# start of GIVEN DATA

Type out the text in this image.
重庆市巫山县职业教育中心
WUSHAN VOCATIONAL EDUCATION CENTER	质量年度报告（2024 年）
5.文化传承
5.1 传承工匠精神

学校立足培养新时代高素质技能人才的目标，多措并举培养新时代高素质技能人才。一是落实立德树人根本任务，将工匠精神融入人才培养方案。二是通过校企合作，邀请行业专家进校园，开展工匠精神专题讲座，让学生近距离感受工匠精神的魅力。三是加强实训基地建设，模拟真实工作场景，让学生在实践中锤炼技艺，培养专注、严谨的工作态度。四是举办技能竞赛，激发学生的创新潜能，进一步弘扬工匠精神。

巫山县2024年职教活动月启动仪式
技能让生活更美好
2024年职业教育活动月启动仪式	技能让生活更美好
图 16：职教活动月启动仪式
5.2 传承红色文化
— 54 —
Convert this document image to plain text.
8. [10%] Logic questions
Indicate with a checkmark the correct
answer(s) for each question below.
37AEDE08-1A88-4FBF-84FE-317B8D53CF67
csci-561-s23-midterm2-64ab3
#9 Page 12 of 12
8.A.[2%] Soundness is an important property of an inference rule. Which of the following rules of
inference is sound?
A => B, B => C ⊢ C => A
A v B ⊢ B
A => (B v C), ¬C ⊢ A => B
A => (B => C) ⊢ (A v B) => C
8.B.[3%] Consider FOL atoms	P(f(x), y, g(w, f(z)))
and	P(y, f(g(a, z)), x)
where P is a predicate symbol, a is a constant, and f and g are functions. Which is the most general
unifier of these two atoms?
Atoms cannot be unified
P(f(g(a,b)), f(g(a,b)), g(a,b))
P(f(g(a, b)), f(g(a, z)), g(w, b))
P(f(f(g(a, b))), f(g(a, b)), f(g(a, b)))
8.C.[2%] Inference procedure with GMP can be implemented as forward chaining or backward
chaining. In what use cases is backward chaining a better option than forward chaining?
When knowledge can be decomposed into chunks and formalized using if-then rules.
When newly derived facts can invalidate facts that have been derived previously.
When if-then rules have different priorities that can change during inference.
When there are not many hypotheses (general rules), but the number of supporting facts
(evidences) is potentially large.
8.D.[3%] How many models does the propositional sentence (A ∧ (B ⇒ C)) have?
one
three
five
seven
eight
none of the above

# end of GIVEN DATA

WHAT IS ASKED: Each line of the listing above should be output exactly.

WRITTEN ANSWER:
Type out the text in this image.
重庆市巫山县职业教育中心
WUSHAN VOCATIONAL EDUCATION CENTER	质量年度报告（2024 年）
5.文化传承
5.1 传承工匠精神

学校立足培养新时代高素质技能人才的目标，多措并举培养新时代高素质技能人才。一是落实立德树人根本任务，将工匠精神融入人才培养方案。二是通过校企合作，邀请行业专家进校园，开展工匠精神专题讲座，让学生近距离感受工匠精神的魅力。三是加强实训基地建设，模拟真实工作场景，让学生在实践中锤炼技艺，培养专注、严谨的工作态度。四是举办技能竞赛，激发学生的创新潜能，进一步弘扬工匠精神。

巫山县2024年职教活动月启动仪式
技能让生活更美好
2024年职业教育活动月启动仪式	技能让生活更美好
图 16：职教活动月启动仪式
5.2 传承红色文化
— 54 —
Convert this document image to plain text.
8. [10%] Logic questions
Indicate with a checkmark the correct
answer(s) for each question below.
37AEDE08-1A88-4FBF-84FE-317B8D53CF67
csci-561-s23-midterm2-64ab3
#9 Page 12 of 12
8.A.[2%] Soundness is an important property of an inference rule. Which of the following rules of
inference is sound?
A => B, B => C ⊢ C => A
A v B ⊢ B
A => (B v C), ¬C ⊢ A => B
A => (B => C) ⊢ (A v B) => C
8.B.[3%] Consider FOL atoms	P(f(x), y, g(w, f(z)))
and	P(y, f(g(a, z)), x)
where P is a predicate symbol, a is a constant, and f and g are functions. Which is the most general
unifier of these two atoms?
Atoms cannot be unified
P(f(g(a,b)), f(g(a,b)), g(a,b))
P(f(g(a, b)), f(g(a, z)), g(w, b))
P(f(f(g(a, b))), f(g(a, b)), f(g(a, b)))
8.C.[2%] Inference procedure with GMP can be implemented as forward chaining or backward
chaining. In what use cases is backward chaining a better option than forward chaining?
When knowledge can be decomposed into chunks and formalized using if-then rules.
When newly derived facts can invalidate facts that have been derived previously.
When if-then rules have different priorities that can change during inference.
When there are not many hypotheses (general rules), but the number of supporting facts
(evidences) is potentially large.
8.D.[3%] How many models does the propositional sentence (A ∧ (B ⇒ C)) have?
one
three
five
seven
eight
none of the above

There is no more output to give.